## Stated exercise
Copy every record below exactly as written, but leave out the pictures.

Figure dataset records
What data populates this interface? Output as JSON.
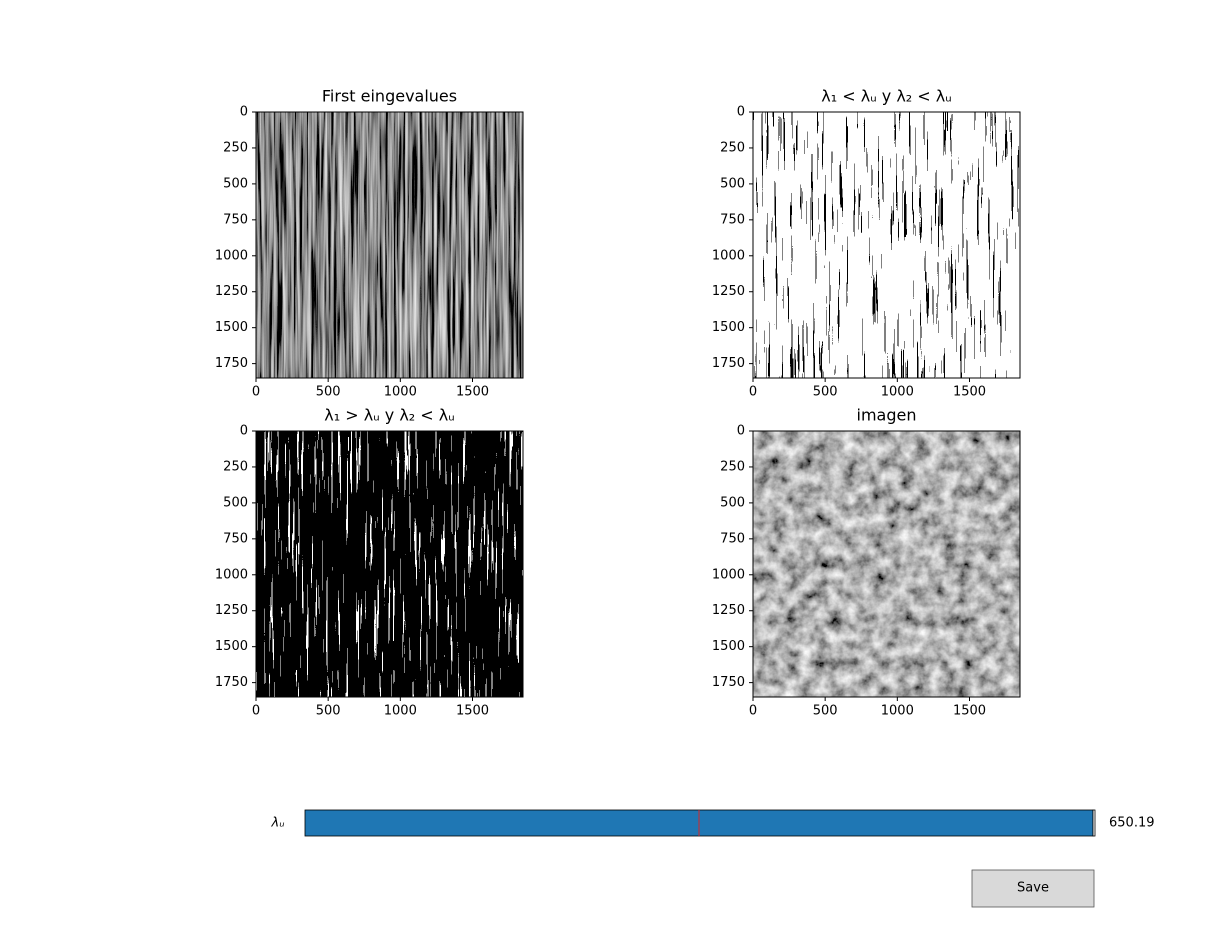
{
  "figure": {
    "axes": [
      {
        "title": "First eingevalues",
        "xlim": [
          0,
          1850
        ],
        "ylim": [
          1850,
          0
        ],
        "xticks": [
          0,
          500,
          1000,
          1500
        ],
        "yticks": [
          0,
          250,
          500,
          750,
          1000,
          1250,
          1500,
          1750
        ]
      },
      {
        "title": "λ₁ < λᵤ y λ₂ < λᵤ",
        "xlim": [
          0,
          1850
        ],
        "ylim": [
          1850,
          0
        ],
        "xticks": [
          0,
          500,
          1000,
          1500
        ],
        "yticks": [
          0,
          250,
          500,
          750,
          1000,
          1250,
          1500,
          1750
        ]
      },
      {
        "title": "λ₁ > λᵤ y λ₂ < λᵤ",
        "xlim": [
          0,
          1850
        ],
        "ylim": [
          1850,
          0
        ],
        "xticks": [
          0,
          500,
          1000,
          1500
        ],
        "yticks": [
          0,
          250,
          500,
          750,
          1000,
          1250,
          1500,
          1750
        ]
      },
      {
        "title": "imagen",
        "xlim": [
          0,
          1850
        ],
        "ylim": [
          1850,
          0
        ],
        "xticks": [
          0,
          500,
          1000,
          1500
        ],
        "yticks": [
          0,
          250,
          500,
          750,
          1000,
          1250,
          1500,
          1750
        ]
      }
    ]
  },
  "slider": {
    "label": "λᵤ",
    "value": 650.19
  },
  "button": {
    "label": "Save"
  }
}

## Correct response
What data populates this interface? Output as JSON.
{
  "figure": {
    "axes": [
      {
        "title": "First eingevalues",
        "xlim": [
          0,
          1850
        ],
        "ylim": [
          1850,
          0
        ],
        "xticks": [
          0,
          500,
          1000,
          1500
        ],
        "yticks": [
          0,
          250,
          500,
          750,
          1000,
          1250,
          1500,
          1750
        ]
      },
      {
        "title": "λ₁ < λᵤ y λ₂ < λᵤ",
        "xlim": [
          0,
          1850
        ],
        "ylim": [
          1850,
          0
        ],
        "xticks": [
          0,
          500,
          1000,
          1500
        ],
        "yticks": [
          0,
          250,
          500,
          750,
          1000,
          1250,
          1500,
          1750
        ]
      },
      {
        "title": "λ₁ > λᵤ y λ₂ < λᵤ",
        "xlim": [
          0,
          1850
        ],
        "ylim": [
          1850,
          0
        ],
        "xticks": [
          0,
          500,
          1000,
          1500
        ],
        "yticks": [
          0,
          250,
          500,
          750,
          1000,
          1250,
          1500,
          1750
        ]
      },
      {
        "title": "imagen",
        "xlim": [
          0,
          1850
        ],
        "ylim": [
          1850,
          0
        ],
        "xticks": [
          0,
          500,
          1000,
          1500
        ],
        "yticks": [
          0,
          250,
          500,
          750,
          1000,
          1250,
          1500,
          1750
        ]
      }
    ]
  },
  "slider": {
    "label": "λᵤ",
    "value": 650.19
  },
  "button": {
    "label": "Save"
  }
}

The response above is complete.